» The exercise
Write out each line from the data below that includes the word "screenshot".

(Dataset listings of figures)
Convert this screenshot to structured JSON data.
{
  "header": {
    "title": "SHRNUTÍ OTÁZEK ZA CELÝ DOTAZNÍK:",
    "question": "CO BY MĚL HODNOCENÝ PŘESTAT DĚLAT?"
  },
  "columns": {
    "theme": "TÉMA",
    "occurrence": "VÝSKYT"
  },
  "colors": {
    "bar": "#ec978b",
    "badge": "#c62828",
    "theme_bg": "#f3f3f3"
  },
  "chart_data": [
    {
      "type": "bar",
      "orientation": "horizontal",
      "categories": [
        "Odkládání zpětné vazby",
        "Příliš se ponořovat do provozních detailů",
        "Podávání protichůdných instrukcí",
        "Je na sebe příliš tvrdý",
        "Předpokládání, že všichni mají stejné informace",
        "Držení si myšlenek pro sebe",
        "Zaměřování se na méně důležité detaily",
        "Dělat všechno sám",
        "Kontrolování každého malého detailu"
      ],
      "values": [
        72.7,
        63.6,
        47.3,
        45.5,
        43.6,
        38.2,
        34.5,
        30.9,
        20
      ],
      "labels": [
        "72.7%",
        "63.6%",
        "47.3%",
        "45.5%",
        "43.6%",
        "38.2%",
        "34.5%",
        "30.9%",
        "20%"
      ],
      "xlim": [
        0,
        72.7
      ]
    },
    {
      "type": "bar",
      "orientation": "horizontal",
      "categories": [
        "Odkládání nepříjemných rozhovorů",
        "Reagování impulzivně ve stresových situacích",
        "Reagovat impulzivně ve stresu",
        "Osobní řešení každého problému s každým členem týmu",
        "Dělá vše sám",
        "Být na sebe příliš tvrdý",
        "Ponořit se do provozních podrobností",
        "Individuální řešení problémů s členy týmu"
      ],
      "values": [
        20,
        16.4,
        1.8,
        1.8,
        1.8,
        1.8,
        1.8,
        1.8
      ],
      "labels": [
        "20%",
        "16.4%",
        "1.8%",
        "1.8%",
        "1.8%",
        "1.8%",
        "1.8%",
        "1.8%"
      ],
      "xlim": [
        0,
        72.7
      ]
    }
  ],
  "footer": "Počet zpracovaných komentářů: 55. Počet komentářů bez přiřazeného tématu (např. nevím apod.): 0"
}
* * *
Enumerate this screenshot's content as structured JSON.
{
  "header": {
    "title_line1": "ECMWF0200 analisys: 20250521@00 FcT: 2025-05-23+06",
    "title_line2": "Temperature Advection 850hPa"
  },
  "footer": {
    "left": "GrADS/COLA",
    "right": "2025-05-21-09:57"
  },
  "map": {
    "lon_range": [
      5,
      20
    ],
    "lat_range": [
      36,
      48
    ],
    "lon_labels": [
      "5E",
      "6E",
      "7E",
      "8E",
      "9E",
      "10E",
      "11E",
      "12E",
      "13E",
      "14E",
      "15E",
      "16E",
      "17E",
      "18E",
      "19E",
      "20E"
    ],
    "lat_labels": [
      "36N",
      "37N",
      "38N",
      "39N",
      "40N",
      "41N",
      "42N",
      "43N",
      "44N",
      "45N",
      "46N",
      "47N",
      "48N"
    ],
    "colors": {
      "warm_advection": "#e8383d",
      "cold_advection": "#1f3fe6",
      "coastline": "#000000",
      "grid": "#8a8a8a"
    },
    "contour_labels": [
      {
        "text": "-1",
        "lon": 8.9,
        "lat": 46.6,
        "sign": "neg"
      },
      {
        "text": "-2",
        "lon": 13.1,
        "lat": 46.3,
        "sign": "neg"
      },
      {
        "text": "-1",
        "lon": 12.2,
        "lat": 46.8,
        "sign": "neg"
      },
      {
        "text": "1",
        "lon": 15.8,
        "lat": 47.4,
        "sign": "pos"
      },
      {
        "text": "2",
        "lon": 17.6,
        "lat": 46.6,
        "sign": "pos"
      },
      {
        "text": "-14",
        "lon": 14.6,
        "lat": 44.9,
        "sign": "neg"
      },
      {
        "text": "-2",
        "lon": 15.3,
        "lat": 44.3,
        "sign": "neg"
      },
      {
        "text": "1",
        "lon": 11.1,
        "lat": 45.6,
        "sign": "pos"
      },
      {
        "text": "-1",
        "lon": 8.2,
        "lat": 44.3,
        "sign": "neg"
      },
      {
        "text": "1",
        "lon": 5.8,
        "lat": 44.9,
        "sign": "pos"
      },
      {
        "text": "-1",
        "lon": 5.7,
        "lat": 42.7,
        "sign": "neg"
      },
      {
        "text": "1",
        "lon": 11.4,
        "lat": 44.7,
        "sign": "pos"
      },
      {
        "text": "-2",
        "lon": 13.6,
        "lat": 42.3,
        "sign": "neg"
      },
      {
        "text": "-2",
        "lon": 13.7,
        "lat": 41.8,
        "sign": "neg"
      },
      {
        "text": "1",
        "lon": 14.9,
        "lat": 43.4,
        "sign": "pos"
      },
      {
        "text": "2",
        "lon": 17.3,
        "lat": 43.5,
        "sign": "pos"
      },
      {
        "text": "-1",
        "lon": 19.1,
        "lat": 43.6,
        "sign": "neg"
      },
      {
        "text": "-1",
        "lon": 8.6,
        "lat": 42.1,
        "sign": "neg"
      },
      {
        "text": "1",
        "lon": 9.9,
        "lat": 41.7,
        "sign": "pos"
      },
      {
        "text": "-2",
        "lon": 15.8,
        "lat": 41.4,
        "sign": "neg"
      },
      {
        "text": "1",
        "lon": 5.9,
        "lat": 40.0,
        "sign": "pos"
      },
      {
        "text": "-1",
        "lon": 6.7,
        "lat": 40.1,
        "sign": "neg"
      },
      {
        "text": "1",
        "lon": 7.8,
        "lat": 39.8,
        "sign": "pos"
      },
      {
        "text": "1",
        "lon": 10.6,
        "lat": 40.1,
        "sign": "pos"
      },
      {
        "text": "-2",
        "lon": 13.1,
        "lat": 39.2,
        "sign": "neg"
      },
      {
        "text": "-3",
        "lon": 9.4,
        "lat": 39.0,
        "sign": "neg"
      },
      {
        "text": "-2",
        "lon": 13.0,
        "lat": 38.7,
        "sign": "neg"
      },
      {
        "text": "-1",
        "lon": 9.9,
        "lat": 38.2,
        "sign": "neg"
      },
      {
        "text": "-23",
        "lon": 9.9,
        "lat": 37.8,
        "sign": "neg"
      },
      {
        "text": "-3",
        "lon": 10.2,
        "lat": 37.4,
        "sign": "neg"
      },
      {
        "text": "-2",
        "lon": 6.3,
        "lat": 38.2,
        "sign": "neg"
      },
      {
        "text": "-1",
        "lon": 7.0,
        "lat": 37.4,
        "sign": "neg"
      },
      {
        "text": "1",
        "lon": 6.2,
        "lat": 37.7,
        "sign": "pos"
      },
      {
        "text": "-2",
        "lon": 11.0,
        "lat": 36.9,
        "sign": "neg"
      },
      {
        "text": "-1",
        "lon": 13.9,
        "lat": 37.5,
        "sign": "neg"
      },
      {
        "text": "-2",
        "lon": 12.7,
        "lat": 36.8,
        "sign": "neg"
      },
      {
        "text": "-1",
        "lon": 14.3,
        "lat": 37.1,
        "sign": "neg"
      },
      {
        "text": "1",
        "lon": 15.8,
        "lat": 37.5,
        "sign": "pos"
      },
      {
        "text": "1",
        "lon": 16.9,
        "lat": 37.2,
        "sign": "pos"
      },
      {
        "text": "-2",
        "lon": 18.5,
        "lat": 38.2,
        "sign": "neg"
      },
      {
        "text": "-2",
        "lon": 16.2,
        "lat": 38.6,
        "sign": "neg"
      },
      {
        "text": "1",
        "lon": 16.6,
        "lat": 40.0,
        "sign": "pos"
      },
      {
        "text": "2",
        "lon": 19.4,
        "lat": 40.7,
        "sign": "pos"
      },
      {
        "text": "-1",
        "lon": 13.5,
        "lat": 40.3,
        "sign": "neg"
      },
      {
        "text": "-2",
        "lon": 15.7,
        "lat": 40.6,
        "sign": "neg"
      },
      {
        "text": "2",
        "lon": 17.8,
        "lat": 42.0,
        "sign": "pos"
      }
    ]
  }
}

» Complete output
Convert this screenshot to structured JSON data.
Enumerate this screenshot's content as structured JSON.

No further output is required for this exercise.